Copy out, unchanged, the lines starting with the one that contains "table-row: 新盘销售 约1,941伙" and going on through the one that contains "580, 744, 593]", with both of those included.
BEGIN
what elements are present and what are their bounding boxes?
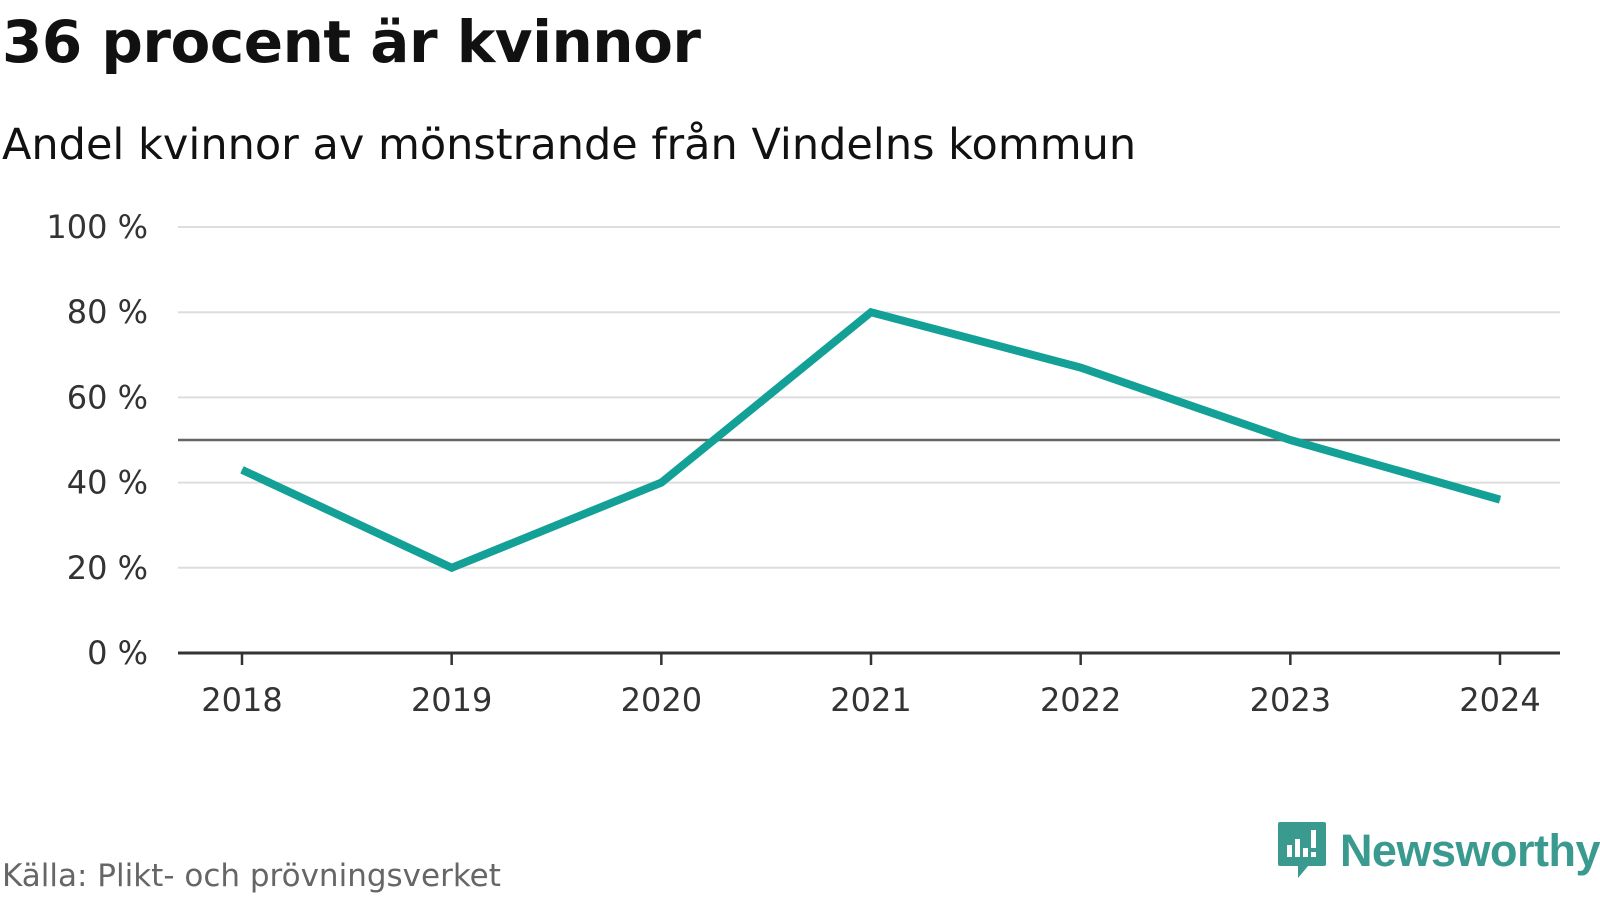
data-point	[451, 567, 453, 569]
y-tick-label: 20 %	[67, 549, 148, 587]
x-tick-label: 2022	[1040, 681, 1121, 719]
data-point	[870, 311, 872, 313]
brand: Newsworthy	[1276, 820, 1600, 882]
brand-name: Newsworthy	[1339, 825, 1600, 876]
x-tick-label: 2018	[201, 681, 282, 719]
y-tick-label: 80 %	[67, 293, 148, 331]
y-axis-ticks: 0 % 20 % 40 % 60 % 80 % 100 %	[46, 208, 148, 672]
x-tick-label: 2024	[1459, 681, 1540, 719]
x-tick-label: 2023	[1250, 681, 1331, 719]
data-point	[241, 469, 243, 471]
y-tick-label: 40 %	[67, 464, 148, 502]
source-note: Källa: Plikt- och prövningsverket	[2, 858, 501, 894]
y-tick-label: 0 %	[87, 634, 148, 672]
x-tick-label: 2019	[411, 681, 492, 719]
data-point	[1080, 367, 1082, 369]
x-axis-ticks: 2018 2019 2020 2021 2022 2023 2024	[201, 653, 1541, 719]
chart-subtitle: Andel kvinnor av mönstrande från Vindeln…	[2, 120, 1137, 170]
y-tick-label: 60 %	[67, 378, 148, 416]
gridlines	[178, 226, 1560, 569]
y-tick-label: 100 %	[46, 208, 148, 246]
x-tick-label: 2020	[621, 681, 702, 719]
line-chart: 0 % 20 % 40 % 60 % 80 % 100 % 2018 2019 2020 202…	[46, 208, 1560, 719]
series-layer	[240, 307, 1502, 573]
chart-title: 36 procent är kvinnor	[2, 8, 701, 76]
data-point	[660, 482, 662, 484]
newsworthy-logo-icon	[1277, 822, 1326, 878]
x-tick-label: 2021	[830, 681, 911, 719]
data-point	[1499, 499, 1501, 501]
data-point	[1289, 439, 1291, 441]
END
BEGIN
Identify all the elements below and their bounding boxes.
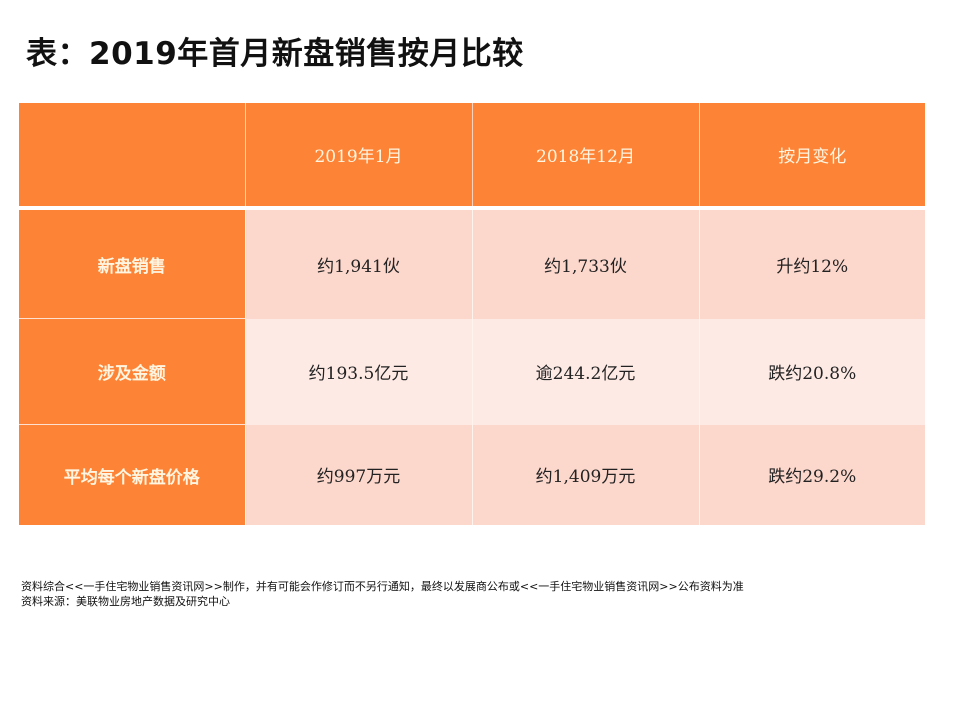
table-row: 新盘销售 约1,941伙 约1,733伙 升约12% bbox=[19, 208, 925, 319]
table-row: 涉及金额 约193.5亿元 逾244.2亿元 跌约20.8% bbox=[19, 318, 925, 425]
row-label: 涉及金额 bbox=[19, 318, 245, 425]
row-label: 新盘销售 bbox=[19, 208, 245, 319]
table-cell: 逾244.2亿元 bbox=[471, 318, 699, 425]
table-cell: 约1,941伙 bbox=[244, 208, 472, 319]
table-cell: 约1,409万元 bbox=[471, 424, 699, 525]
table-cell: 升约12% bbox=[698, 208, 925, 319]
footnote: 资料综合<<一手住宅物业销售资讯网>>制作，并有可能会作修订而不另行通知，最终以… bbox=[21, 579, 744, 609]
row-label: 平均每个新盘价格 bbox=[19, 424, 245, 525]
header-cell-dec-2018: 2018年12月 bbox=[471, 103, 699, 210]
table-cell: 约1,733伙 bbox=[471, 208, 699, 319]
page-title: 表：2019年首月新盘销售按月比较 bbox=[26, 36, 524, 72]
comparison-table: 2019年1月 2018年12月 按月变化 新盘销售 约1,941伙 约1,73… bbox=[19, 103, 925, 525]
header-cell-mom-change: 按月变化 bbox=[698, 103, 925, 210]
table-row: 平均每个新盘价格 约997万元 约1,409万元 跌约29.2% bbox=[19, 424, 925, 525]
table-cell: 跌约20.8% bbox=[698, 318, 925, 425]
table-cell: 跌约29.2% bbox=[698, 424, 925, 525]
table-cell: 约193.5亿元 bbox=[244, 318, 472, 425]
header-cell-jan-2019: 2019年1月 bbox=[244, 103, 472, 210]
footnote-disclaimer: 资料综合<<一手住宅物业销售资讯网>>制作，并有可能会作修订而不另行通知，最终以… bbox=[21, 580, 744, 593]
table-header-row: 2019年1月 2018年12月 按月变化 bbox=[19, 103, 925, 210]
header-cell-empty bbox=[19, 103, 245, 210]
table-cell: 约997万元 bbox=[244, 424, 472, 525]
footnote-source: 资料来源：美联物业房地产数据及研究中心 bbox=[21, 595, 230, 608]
END
◆ Task output ◆
table-row: 新盘销售 约1,941伙 约1,733伙 升约12% bbox=[19, 208, 925, 319]
table-row: 涉及金额 约193.5亿元 逾244.2亿元 跌约20.8% bbox=[19, 318, 925, 425]
row-label: 涉及金额 bbox=[19, 318, 245, 425]
row-label: 新盘销售 bbox=[19, 208, 245, 319]
table-cell: 逾244.2亿元 bbox=[471, 318, 699, 425]
table-cell: 约1,941伙 bbox=[244, 208, 472, 319]
table-cell: 约1,409万元 bbox=[471, 424, 699, 525]
table-cell: 升约12% bbox=[698, 208, 925, 319]
footnote: 资料综合<<一手住宅物业销售资讯网>>制作，并有可能会作修订而不另行通知，最终以… bbox=[21, 579, 744, 609]
row-label: 平均每个新盘价格 bbox=[19, 424, 245, 525]
header-cell-dec-2018: 2018年12月 bbox=[471, 103, 699, 210]
table-cell: 约1,733伙 bbox=[471, 208, 699, 319]
page-title: 表：2019年首月新盘销售按月比较 bbox=[26, 36, 524, 72]
comparison-table: 2019年1月 2018年12月 按月变化 新盘销售 约1,941伙 约1,73… bbox=[19, 103, 925, 525]
header-cell-mom-change: 按月变化 bbox=[698, 103, 925, 210]
table-row: 平均每个新盘价格 约997万元 约1,409万元 跌约29.2% bbox=[19, 424, 925, 525]
table-cell: 跌约20.8% bbox=[698, 318, 925, 425]
table-cell: 跌约29.2% bbox=[698, 424, 925, 525]
table-cell: 约193.5亿元 bbox=[244, 318, 472, 425]
header-cell-jan-2019: 2019年1月 bbox=[244, 103, 472, 210]
footnote-disclaimer: 资料综合<<一手住宅物业销售资讯网>>制作，并有可能会作修订而不另行通知，最终以… bbox=[21, 580, 744, 593]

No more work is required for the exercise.